[Task statement]
The lines to be copied are those below that contain "leader".

Page segmentation data
● ● ● ● ● ● ●
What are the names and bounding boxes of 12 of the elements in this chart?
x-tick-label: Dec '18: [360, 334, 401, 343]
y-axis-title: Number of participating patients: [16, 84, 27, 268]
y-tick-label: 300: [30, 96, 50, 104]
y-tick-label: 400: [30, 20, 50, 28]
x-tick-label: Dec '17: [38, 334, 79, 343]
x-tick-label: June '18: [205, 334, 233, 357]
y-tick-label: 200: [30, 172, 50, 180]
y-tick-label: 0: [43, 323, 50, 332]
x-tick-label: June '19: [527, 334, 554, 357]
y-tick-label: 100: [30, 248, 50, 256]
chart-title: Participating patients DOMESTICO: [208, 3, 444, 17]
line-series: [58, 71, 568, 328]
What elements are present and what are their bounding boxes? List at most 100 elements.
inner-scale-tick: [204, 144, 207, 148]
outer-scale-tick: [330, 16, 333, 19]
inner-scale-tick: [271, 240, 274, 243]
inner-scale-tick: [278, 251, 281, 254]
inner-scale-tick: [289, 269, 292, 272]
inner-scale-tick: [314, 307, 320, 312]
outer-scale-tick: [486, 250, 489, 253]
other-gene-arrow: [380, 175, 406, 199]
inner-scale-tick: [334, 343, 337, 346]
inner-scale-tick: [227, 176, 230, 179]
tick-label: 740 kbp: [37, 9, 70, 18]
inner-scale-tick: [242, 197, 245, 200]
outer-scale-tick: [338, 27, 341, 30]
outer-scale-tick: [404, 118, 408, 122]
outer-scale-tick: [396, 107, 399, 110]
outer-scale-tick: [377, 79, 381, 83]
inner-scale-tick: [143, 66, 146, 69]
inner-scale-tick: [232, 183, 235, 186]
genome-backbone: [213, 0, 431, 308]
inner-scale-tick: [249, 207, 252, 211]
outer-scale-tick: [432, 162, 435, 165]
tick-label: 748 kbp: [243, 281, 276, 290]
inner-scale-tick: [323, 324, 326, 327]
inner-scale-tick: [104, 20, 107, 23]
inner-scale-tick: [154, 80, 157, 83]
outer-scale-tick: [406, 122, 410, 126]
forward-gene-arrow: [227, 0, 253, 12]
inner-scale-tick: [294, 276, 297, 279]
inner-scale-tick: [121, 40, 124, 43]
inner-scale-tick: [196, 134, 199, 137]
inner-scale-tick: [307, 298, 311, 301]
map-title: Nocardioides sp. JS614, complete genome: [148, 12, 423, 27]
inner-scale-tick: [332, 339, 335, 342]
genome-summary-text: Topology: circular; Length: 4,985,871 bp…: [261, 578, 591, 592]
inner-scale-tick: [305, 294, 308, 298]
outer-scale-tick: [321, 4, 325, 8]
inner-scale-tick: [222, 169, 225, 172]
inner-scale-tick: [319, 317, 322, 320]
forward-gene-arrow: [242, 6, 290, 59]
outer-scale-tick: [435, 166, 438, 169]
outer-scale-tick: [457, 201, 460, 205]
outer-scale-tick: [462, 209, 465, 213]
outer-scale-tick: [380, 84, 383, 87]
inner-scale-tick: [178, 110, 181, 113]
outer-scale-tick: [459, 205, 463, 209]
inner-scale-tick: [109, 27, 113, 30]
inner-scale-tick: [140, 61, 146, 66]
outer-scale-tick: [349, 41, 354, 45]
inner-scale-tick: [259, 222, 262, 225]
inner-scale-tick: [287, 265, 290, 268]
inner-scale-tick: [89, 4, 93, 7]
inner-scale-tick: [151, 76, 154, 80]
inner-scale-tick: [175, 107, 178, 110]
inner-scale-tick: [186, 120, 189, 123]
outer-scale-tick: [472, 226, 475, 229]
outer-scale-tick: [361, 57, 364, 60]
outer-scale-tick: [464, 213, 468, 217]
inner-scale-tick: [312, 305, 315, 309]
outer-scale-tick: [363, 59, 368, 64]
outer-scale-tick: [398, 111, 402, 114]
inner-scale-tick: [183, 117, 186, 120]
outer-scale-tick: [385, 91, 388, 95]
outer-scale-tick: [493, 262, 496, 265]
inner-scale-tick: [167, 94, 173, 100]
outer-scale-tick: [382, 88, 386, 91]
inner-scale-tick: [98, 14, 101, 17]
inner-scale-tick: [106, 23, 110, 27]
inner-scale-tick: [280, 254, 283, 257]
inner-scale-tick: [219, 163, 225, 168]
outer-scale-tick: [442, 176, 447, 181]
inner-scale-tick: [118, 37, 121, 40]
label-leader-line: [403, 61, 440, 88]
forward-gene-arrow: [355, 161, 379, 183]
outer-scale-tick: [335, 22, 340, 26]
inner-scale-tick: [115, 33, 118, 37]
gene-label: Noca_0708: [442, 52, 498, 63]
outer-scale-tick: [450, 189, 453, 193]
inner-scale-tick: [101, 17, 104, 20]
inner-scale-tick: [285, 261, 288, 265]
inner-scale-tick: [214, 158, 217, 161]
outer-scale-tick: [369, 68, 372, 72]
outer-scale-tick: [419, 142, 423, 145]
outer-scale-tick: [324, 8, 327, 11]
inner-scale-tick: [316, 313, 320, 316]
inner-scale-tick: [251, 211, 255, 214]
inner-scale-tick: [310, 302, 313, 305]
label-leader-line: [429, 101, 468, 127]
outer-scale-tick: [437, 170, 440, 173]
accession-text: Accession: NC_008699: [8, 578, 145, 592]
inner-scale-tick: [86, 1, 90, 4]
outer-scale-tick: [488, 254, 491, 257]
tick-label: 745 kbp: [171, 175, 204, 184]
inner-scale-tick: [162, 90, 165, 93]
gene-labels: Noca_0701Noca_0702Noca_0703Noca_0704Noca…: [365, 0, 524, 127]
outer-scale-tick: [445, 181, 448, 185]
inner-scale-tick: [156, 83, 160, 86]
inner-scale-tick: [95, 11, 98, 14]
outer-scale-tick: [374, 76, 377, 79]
● ● ● ● ● ● ●
[Solved problem]
label-leader-line: [403, 61, 440, 88]
label-leader-line: [429, 101, 468, 127]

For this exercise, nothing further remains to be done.